### Task to carry out
Check each line of the listing for the string "Tuyliyev", count the lines that have it, and answer with that number only.

----------------------------------------

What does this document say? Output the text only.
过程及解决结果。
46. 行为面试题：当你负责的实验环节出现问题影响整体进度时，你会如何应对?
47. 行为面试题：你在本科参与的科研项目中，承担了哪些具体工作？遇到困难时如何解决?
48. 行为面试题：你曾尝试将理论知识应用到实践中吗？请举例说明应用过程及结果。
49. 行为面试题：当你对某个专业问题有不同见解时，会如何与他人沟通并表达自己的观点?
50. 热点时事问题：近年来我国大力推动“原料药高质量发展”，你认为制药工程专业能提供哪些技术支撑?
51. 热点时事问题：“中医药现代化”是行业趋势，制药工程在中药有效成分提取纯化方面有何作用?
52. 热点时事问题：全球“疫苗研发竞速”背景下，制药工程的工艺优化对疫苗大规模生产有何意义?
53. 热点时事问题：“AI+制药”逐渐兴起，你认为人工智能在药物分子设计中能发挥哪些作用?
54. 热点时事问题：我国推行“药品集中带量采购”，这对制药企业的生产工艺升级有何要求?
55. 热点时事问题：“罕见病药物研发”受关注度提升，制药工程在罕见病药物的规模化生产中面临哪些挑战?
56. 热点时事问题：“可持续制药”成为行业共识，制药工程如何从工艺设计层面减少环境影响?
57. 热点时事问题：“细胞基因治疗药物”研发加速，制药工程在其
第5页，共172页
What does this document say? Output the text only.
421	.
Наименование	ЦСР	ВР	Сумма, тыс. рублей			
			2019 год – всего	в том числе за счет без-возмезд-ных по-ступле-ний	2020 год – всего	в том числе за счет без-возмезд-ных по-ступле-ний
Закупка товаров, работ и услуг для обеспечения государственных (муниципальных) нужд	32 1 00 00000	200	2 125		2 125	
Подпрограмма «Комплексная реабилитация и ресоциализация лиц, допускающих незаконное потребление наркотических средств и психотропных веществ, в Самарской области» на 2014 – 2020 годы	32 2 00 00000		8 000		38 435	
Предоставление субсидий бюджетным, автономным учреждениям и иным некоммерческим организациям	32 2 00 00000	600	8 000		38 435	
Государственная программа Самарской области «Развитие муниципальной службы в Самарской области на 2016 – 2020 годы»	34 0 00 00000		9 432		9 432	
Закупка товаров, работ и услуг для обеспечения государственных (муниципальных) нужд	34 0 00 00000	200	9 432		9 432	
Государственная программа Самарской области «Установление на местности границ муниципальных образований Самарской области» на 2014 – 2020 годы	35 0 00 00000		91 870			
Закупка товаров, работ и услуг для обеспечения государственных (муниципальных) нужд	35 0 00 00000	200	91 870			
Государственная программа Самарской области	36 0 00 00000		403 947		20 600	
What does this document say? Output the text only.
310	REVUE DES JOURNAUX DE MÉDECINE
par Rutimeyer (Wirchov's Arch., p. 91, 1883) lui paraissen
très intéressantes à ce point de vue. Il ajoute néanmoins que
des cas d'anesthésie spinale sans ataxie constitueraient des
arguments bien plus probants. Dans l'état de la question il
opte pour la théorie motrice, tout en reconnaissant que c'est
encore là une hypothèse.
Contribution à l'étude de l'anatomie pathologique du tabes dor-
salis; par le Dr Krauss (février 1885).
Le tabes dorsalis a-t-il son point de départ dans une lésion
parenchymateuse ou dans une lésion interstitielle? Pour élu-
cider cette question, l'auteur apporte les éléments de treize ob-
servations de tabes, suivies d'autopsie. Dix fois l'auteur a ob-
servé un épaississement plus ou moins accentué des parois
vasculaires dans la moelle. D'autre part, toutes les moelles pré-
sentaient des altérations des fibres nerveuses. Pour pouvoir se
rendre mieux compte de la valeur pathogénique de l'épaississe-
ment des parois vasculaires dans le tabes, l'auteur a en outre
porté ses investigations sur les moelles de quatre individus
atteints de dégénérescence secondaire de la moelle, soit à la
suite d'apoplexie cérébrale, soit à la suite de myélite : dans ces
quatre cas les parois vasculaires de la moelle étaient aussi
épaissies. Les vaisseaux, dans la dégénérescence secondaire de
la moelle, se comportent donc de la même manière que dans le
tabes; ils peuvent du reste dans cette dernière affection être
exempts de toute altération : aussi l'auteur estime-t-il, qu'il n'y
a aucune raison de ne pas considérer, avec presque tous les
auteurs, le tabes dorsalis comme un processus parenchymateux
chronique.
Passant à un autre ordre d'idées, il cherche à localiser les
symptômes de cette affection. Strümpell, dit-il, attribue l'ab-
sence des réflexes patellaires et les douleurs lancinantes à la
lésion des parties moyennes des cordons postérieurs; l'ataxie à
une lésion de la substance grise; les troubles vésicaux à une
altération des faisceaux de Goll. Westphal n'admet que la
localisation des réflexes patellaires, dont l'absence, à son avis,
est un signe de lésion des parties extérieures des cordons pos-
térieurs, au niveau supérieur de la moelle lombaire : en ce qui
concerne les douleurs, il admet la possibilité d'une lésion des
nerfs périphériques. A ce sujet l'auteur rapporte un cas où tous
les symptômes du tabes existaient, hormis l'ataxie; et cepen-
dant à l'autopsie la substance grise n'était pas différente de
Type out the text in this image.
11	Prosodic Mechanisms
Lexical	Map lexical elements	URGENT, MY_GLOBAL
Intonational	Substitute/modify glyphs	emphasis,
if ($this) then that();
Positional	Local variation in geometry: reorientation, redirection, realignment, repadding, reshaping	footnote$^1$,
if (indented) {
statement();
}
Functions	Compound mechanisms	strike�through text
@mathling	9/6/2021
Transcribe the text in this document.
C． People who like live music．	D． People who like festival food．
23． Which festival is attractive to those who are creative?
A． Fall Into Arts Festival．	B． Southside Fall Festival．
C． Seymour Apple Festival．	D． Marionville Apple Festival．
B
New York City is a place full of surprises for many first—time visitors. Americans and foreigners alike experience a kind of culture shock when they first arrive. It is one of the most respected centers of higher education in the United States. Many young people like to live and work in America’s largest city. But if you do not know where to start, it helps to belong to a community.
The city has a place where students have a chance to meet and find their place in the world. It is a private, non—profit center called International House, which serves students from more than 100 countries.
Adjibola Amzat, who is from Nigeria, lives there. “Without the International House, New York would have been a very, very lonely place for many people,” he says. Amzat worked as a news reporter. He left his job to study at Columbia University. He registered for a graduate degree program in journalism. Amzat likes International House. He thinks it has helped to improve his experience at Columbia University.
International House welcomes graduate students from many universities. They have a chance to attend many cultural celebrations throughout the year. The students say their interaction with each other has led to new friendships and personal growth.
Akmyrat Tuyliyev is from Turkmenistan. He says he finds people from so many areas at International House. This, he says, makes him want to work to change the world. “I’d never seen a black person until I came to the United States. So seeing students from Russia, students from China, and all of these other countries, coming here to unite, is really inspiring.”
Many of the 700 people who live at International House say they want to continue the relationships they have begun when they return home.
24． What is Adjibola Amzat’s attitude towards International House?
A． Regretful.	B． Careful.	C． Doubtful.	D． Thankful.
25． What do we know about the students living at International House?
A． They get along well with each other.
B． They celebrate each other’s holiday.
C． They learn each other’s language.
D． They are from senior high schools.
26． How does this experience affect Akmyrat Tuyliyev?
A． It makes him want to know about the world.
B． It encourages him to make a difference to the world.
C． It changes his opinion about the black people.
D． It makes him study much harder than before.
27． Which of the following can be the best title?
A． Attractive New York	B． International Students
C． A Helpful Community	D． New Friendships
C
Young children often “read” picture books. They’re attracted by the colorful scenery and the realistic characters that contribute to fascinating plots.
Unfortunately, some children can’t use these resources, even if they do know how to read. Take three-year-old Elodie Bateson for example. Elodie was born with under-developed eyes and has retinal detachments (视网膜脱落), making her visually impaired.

----------------------------------------

### Completed exercise
2